Collected data
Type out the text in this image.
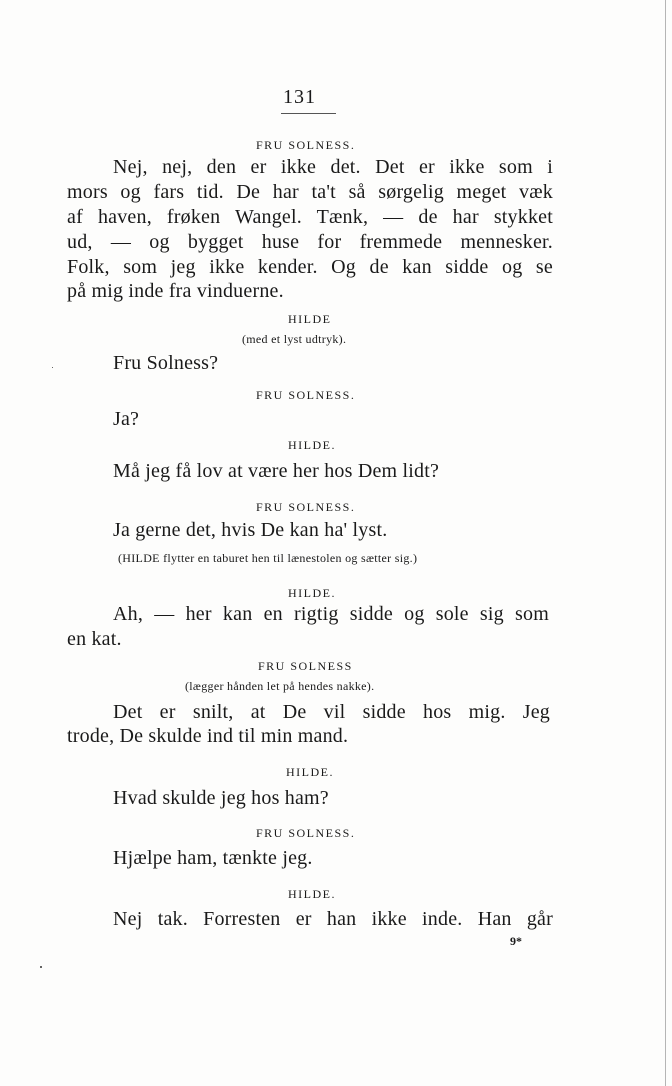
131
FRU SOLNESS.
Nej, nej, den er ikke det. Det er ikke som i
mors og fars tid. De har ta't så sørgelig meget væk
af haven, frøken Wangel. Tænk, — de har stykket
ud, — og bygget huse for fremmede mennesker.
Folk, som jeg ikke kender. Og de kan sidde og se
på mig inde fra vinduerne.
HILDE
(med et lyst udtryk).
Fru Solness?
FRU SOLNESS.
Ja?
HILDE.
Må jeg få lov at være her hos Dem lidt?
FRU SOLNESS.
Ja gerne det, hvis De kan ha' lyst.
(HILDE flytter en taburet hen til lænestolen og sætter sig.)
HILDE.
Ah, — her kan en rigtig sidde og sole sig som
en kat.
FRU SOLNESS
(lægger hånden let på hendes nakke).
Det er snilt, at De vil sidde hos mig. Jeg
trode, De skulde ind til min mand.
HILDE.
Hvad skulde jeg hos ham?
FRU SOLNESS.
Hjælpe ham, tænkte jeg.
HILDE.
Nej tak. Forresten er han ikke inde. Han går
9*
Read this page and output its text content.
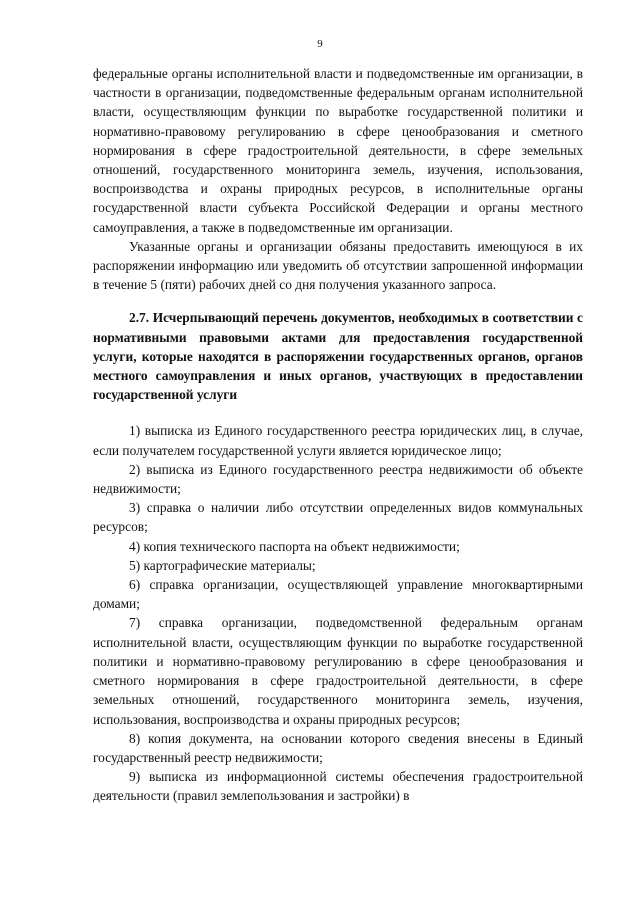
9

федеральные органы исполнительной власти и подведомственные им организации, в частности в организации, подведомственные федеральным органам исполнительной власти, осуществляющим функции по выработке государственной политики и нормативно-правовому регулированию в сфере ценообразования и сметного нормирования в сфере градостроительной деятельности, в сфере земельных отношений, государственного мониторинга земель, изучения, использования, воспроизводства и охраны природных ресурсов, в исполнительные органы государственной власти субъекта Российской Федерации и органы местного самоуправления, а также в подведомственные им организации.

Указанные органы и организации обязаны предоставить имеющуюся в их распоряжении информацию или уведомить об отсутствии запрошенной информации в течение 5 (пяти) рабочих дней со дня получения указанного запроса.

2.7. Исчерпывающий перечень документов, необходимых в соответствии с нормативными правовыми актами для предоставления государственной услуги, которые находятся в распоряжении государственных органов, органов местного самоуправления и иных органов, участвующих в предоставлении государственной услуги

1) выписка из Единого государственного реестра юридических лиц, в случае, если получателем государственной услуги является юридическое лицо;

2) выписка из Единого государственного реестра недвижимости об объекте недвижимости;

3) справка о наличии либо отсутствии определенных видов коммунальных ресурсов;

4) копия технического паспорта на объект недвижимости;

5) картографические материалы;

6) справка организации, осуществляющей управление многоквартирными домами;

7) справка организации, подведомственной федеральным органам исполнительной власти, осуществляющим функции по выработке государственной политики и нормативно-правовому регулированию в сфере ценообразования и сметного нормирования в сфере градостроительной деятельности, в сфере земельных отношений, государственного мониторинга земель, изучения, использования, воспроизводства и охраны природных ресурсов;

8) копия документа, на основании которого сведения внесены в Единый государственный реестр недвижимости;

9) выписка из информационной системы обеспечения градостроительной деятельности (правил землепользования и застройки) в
==
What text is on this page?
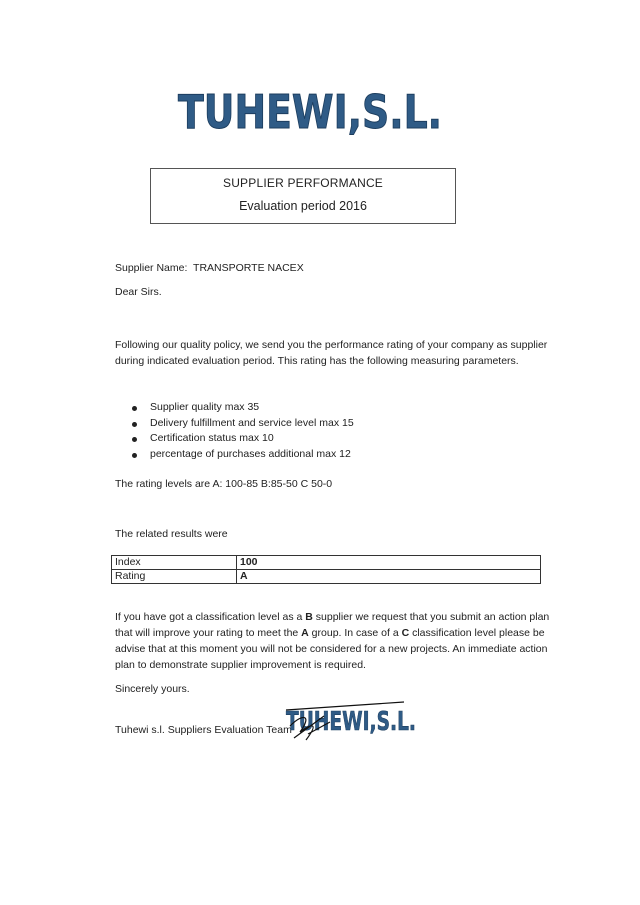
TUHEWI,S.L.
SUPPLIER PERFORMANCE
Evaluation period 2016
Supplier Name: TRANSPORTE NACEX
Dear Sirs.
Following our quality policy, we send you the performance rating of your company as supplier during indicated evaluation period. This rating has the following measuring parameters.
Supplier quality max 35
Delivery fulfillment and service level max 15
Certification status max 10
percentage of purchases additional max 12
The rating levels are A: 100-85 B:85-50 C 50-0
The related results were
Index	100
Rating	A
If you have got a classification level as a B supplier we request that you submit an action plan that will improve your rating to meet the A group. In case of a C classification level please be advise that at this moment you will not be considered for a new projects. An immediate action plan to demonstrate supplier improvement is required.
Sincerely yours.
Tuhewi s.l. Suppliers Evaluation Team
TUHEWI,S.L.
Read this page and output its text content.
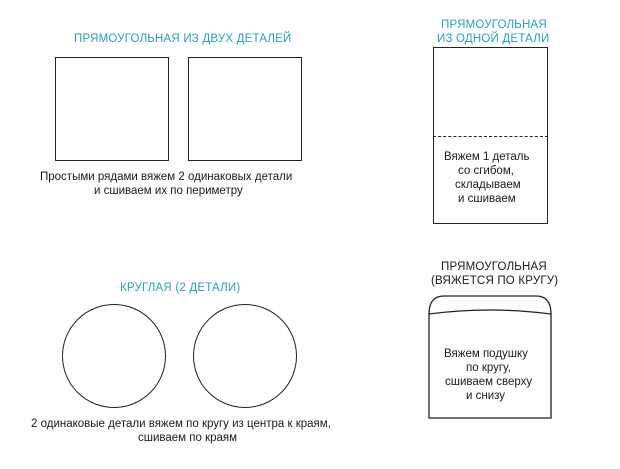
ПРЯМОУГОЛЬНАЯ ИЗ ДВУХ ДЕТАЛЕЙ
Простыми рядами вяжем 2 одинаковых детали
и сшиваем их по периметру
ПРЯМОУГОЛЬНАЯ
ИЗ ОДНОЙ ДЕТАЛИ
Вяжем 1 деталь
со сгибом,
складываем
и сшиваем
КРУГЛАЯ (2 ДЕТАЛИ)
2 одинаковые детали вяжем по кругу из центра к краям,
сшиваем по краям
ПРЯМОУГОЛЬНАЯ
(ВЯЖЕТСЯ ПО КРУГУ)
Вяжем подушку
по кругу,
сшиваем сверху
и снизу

Written exercise:
Copy out every line of the listing that includes the string "сметного".

Response to this task:
федеральные органы исполнительной власти и подведомственные им организации, в частности в организации, подведомственные федеральным органам исполнительной власти, осуществляющим функции по выработке государственной политики и нормативно-правовому регулированию в сфере ценообразования и сметного нормирования в сфере градостроительной деятельности, в сфере земельных отношений, государственного мониторинга земель, изучения, использования, воспроизводства и охраны природных ресурсов, в исполнительные органы государственной власти субъекта Российской Федерации и органы местного самоуправления, а также в подведомственные им организации.
7) справка организации, подведомственной федеральным органам исполнительной власти, осуществляющим функции по выработке государственной политики и нормативно-правовому регулированию в сфере ценообразования и сметного нормирования в сфере градостроительной деятельности, в сфере земельных отношений, государственного мониторинга земель, изучения, использования, воспроизводства и охраны природных ресурсов;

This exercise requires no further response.